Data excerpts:
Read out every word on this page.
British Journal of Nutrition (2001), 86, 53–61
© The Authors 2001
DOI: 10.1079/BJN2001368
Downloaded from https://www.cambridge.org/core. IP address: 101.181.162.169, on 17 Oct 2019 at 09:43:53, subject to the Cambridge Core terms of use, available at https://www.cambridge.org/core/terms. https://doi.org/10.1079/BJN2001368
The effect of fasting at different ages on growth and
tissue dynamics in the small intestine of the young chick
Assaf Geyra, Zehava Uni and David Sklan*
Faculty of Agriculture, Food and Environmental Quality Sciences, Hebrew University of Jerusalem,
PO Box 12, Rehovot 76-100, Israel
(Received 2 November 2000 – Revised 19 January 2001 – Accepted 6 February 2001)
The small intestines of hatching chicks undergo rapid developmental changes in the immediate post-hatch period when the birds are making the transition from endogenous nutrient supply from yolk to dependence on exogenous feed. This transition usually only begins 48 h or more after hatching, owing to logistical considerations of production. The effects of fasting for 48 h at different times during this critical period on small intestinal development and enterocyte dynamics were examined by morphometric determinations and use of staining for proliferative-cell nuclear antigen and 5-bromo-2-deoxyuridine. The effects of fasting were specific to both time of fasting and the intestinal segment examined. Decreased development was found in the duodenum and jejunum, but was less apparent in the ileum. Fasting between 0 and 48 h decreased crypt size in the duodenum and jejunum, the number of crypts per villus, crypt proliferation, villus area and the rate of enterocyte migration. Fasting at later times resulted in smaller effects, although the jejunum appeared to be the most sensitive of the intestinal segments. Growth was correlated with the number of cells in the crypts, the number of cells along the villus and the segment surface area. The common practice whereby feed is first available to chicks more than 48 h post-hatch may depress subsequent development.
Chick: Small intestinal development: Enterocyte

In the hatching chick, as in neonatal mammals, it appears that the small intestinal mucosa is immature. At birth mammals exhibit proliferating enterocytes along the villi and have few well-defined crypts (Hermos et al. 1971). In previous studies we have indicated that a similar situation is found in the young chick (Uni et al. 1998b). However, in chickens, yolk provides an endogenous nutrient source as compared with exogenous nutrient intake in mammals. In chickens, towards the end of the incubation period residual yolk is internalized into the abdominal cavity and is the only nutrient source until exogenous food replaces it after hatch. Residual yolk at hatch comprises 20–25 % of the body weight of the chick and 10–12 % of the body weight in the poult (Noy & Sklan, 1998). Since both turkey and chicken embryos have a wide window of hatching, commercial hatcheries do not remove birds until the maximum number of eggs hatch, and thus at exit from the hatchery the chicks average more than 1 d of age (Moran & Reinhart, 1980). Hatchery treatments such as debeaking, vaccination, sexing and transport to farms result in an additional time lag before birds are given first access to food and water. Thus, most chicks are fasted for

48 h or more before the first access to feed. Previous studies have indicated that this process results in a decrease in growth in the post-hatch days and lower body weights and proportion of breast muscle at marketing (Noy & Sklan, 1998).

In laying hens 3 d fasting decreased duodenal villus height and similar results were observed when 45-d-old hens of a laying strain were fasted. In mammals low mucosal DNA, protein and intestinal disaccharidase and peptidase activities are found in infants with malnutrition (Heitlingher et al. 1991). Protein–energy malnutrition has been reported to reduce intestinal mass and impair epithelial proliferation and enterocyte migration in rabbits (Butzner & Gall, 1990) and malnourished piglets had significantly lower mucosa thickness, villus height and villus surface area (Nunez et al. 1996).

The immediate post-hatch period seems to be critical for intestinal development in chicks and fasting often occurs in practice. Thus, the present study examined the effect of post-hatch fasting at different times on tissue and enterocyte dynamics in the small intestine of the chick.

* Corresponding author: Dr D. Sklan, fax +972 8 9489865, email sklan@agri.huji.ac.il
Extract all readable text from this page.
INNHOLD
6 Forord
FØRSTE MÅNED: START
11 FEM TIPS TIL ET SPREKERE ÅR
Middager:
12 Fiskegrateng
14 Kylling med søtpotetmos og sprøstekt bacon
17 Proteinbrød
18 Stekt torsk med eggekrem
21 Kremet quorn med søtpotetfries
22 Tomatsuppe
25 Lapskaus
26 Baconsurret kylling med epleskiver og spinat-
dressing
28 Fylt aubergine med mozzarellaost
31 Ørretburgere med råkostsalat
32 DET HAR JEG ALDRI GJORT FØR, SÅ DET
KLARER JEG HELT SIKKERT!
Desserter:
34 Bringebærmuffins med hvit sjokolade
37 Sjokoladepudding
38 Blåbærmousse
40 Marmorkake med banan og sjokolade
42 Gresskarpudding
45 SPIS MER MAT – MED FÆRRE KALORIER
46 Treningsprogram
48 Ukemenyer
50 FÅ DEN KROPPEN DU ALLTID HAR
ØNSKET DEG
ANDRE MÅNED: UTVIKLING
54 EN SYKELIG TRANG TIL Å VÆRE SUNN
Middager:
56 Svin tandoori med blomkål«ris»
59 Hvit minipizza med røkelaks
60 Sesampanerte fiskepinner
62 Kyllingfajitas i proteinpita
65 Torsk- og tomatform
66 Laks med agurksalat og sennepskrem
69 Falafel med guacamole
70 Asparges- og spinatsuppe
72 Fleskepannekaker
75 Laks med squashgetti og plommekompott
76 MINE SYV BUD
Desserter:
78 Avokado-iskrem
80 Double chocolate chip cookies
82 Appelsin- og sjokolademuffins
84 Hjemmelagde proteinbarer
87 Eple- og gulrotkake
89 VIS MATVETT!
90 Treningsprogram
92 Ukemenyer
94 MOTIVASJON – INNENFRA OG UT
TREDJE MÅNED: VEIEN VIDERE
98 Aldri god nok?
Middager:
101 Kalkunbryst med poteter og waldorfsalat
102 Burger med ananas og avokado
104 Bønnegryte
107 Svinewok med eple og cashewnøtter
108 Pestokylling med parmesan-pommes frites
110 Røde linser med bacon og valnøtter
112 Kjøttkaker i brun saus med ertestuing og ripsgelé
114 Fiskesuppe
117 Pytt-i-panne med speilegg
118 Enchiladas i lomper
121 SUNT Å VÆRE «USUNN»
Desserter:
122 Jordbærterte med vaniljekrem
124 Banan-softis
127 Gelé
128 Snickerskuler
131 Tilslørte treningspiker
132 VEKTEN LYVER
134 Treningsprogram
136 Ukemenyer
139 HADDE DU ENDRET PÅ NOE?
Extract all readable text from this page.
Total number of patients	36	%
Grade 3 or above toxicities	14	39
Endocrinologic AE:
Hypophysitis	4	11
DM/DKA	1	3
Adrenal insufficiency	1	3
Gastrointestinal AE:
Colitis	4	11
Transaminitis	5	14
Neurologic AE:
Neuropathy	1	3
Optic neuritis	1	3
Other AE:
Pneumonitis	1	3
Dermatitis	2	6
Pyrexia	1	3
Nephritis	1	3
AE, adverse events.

PROBLEM DESCRIPTION: Search the records above for the string "tissue". Report each line that has it.

WRITTEN RESPONSE:
tissue dynamics in the small intestine of the young chick
The immediate post-hatch period seems to be critical for intestinal development in chicks and fasting often occurs in practice. Thus, the present study examined the effect of post-hatch fasting at different times on tissue and enterocyte dynamics in the small intestine of the chick.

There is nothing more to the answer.